### DATASET RECORDS
— begin —
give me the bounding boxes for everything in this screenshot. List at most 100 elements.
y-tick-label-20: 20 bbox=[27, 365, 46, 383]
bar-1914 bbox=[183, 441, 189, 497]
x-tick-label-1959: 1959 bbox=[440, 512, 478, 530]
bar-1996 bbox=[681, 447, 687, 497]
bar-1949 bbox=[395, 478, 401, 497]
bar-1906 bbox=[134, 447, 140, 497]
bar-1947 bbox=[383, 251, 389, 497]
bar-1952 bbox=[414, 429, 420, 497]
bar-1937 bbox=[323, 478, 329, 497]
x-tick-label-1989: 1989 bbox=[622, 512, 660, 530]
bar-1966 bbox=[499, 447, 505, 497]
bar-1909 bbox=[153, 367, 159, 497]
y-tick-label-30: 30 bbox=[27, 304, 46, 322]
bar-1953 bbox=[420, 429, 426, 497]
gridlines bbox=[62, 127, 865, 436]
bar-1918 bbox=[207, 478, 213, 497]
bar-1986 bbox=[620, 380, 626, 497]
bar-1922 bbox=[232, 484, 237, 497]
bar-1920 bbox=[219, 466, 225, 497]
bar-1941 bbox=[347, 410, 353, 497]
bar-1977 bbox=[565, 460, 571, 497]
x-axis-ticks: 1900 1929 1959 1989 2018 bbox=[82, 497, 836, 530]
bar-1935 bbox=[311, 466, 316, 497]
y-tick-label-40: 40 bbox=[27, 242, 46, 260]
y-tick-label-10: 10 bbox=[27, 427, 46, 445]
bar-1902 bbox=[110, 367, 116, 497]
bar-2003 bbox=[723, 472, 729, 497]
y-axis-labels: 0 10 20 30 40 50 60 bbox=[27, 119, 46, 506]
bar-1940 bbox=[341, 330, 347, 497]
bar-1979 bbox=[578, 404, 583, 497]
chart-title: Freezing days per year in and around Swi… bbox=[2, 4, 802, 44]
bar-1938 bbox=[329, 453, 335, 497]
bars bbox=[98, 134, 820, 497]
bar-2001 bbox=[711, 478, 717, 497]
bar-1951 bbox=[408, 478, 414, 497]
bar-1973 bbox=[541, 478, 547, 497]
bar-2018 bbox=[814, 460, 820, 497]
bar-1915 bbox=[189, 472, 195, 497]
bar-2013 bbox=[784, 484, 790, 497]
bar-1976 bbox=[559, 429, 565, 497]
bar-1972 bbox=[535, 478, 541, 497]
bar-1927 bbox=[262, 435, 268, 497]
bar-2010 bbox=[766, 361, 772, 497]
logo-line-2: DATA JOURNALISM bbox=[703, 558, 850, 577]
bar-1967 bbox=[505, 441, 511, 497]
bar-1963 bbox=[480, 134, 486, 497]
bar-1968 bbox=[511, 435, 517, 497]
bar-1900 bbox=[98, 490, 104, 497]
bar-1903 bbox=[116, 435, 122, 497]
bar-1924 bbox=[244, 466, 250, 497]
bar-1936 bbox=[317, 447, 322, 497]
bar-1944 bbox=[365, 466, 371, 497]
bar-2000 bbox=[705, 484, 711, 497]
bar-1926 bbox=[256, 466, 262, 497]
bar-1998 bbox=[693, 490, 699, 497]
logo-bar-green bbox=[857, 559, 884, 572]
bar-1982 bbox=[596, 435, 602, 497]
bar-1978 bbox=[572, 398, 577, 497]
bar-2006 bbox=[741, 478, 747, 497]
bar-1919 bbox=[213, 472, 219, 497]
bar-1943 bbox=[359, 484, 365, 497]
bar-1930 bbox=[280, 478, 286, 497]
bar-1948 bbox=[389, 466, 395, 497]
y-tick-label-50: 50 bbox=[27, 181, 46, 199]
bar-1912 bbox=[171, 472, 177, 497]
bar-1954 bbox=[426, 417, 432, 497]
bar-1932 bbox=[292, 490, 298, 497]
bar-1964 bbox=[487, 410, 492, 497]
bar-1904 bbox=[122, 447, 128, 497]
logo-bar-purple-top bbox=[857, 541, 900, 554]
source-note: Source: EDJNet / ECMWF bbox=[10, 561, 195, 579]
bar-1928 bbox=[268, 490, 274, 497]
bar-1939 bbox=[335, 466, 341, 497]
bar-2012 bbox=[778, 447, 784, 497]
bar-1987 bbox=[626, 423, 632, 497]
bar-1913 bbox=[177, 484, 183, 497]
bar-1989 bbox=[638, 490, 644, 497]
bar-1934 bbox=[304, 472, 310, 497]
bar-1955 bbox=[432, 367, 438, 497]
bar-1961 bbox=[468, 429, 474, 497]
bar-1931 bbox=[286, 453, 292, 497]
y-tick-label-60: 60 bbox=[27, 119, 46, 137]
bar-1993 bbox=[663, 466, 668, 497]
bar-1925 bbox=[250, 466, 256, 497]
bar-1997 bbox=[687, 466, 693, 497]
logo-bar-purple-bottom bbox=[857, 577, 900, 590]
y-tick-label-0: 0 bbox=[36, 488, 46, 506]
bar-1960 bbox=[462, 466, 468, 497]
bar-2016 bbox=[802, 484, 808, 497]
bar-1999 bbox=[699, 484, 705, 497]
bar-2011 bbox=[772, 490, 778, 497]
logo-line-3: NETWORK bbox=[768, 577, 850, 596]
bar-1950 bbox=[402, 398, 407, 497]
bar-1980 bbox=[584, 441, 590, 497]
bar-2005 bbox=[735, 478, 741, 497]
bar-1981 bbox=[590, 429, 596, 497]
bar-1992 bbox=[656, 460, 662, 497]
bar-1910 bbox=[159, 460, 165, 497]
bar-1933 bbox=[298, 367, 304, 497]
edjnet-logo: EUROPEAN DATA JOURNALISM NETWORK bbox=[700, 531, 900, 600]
— end —
### STATED TASK
Copy out the lines from the first one through the line with "bar-1998 bbox=[693, 490, 699, 497]", including both ends, with nothing changed.

### SOLUTION TO THE EXERCISE
give me the bounding boxes for everything in this screenshot. List at most 100 elements.
y-tick-label-20: 20 bbox=[27, 365, 46, 383]
bar-1914 bbox=[183, 441, 189, 497]
x-tick-label-1959: 1959 bbox=[440, 512, 478, 530]
bar-1996 bbox=[681, 447, 687, 497]
bar-1949 bbox=[395, 478, 401, 497]
bar-1906 bbox=[134, 447, 140, 497]
bar-1947 bbox=[383, 251, 389, 497]
bar-1952 bbox=[414, 429, 420, 497]
bar-1937 bbox=[323, 478, 329, 497]
x-tick-label-1989: 1989 bbox=[622, 512, 660, 530]
bar-1966 bbox=[499, 447, 505, 497]
bar-1909 bbox=[153, 367, 159, 497]
y-tick-label-30: 30 bbox=[27, 304, 46, 322]
bar-1953 bbox=[420, 429, 426, 497]
gridlines bbox=[62, 127, 865, 436]
bar-1918 bbox=[207, 478, 213, 497]
bar-1986 bbox=[620, 380, 626, 497]
bar-1922 bbox=[232, 484, 237, 497]
bar-1920 bbox=[219, 466, 225, 497]
bar-1941 bbox=[347, 410, 353, 497]
bar-1977 bbox=[565, 460, 571, 497]
x-axis-ticks: 1900 1929 1959 1989 2018 bbox=[82, 497, 836, 530]
bar-1935 bbox=[311, 466, 316, 497]
y-tick-label-40: 40 bbox=[27, 242, 46, 260]
y-tick-label-10: 10 bbox=[27, 427, 46, 445]
bar-1902 bbox=[110, 367, 116, 497]
bar-2003 bbox=[723, 472, 729, 497]
y-axis-labels: 0 10 20 30 40 50 60 bbox=[27, 119, 46, 506]
bar-1940 bbox=[341, 330, 347, 497]
bar-1979 bbox=[578, 404, 583, 497]
chart-title: Freezing days per year in and around Swi… bbox=[2, 4, 802, 44]
bar-1938 bbox=[329, 453, 335, 497]
bars bbox=[98, 134, 820, 497]
bar-2001 bbox=[711, 478, 717, 497]
bar-1951 bbox=[408, 478, 414, 497]
bar-1973 bbox=[541, 478, 547, 497]
bar-2018 bbox=[814, 460, 820, 497]
bar-1915 bbox=[189, 472, 195, 497]
bar-2013 bbox=[784, 484, 790, 497]
bar-1976 bbox=[559, 429, 565, 497]
bar-1972 bbox=[535, 478, 541, 497]
bar-1927 bbox=[262, 435, 268, 497]
bar-2010 bbox=[766, 361, 772, 497]
logo-line-2: DATA JOURNALISM bbox=[703, 558, 850, 577]
bar-1967 bbox=[505, 441, 511, 497]
bar-1963 bbox=[480, 134, 486, 497]
bar-1968 bbox=[511, 435, 517, 497]
bar-1900 bbox=[98, 490, 104, 497]
bar-1903 bbox=[116, 435, 122, 497]
bar-1924 bbox=[244, 466, 250, 497]
bar-1936 bbox=[317, 447, 322, 497]
bar-1944 bbox=[365, 466, 371, 497]
bar-2000 bbox=[705, 484, 711, 497]
bar-1926 bbox=[256, 466, 262, 497]
bar-1998 bbox=[693, 490, 699, 497]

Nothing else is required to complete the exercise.